(Some records)
--*--

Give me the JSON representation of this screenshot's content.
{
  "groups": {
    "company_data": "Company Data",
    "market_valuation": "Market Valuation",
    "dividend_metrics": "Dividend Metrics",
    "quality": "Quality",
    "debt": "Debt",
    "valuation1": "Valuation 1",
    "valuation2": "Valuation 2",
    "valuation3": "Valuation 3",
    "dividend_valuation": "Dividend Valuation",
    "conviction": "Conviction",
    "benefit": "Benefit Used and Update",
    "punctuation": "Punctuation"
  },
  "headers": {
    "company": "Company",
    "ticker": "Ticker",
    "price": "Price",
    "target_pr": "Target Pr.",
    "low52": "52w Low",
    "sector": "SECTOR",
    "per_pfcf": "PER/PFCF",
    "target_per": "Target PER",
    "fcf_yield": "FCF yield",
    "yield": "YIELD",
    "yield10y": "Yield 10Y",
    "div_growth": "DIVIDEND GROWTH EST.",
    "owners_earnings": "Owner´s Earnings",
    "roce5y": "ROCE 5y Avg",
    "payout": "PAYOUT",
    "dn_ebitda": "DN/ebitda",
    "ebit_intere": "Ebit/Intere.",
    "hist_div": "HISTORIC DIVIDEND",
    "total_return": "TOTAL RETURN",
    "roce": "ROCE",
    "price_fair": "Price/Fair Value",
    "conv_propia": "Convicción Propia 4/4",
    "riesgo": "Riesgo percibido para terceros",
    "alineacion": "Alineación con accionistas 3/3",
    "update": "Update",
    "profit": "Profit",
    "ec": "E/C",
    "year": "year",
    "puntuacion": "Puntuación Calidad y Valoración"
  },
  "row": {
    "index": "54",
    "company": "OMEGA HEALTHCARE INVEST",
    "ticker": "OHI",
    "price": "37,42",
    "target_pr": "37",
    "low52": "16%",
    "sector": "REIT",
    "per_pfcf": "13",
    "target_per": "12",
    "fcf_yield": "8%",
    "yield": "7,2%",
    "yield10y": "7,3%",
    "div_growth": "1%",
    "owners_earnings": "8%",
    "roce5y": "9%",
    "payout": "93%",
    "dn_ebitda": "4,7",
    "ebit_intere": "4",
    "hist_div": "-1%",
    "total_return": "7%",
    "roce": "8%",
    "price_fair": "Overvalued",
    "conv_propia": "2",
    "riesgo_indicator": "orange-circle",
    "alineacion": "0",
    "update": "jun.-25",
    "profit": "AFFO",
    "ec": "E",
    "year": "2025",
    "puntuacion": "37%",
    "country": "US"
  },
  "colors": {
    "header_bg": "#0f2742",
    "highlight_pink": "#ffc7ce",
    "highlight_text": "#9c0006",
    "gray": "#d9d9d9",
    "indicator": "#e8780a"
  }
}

--*--

**STATED PROBLEM**
Quote all the records exactly, please, leaving none out.

**EXERCISE ANSWER**
Give me the JSON representation of this screenshot's content.
{
  "groups": {
    "company_data": "Company Data",
    "market_valuation": "Market Valuation",
    "dividend_metrics": "Dividend Metrics",
    "quality": "Quality",
    "debt": "Debt",
    "valuation1": "Valuation 1",
    "valuation2": "Valuation 2",
    "valuation3": "Valuation 3",
    "dividend_valuation": "Dividend Valuation",
    "conviction": "Conviction",
    "benefit": "Benefit Used and Update",
    "punctuation": "Punctuation"
  },
  "headers": {
    "company": "Company",
    "ticker": "Ticker",
    "price": "Price",
    "target_pr": "Target Pr.",
    "low52": "52w Low",
    "sector": "SECTOR",
    "per_pfcf": "PER/PFCF",
    "target_per": "Target PER",
    "fcf_yield": "FCF yield",
    "yield": "YIELD",
    "yield10y": "Yield 10Y",
    "div_growth": "DIVIDEND GROWTH EST.",
    "owners_earnings": "Owner´s Earnings",
    "roce5y": "ROCE 5y Avg",
    "payout": "PAYOUT",
    "dn_ebitda": "DN/ebitda",
    "ebit_intere": "Ebit/Intere.",
    "hist_div": "HISTORIC DIVIDEND",
    "total_return": "TOTAL RETURN",
    "roce": "ROCE",
    "price_fair": "Price/Fair Value",
    "conv_propia": "Convicción Propia 4/4",
    "riesgo": "Riesgo percibido para terceros",
    "alineacion": "Alineación con accionistas 3/3",
    "update": "Update",
    "profit": "Profit",
    "ec": "E/C",
    "year": "year",
    "puntuacion": "Puntuación Calidad y Valoración"
  },
  "row": {
    "index": "54",
    "company": "OMEGA HEALTHCARE INVEST",
    "ticker": "OHI",
    "price": "37,42",
    "target_pr": "37",
    "low52": "16%",
    "sector": "REIT",
    "per_pfcf": "13",
    "target_per": "12",
    "fcf_yield": "8%",
    "yield": "7,2%",
    "yield10y": "7,3%",
    "div_growth": "1%",
    "owners_earnings": "8%",
    "roce5y": "9%",
    "payout": "93%",
    "dn_ebitda": "4,7",
    "ebit_intere": "4",
    "hist_div": "-1%",
    "total_return": "7%",
    "roce": "8%",
    "price_fair": "Overvalued",
    "conv_propia": "2",
    "riesgo_indicator": "orange-circle",
    "alineacion": "0",
    "update": "jun.-25",
    "profit": "AFFO",
    "ec": "E",
    "year": "2025",
    "puntuacion": "37%",
    "country": "US"
  },
  "colors": {
    "header_bg": "#0f2742",
    "highlight_pink": "#ffc7ce",
    "highlight_text": "#9c0006",
    "gray": "#d9d9d9",
    "indicator": "#e8780a"
  }
}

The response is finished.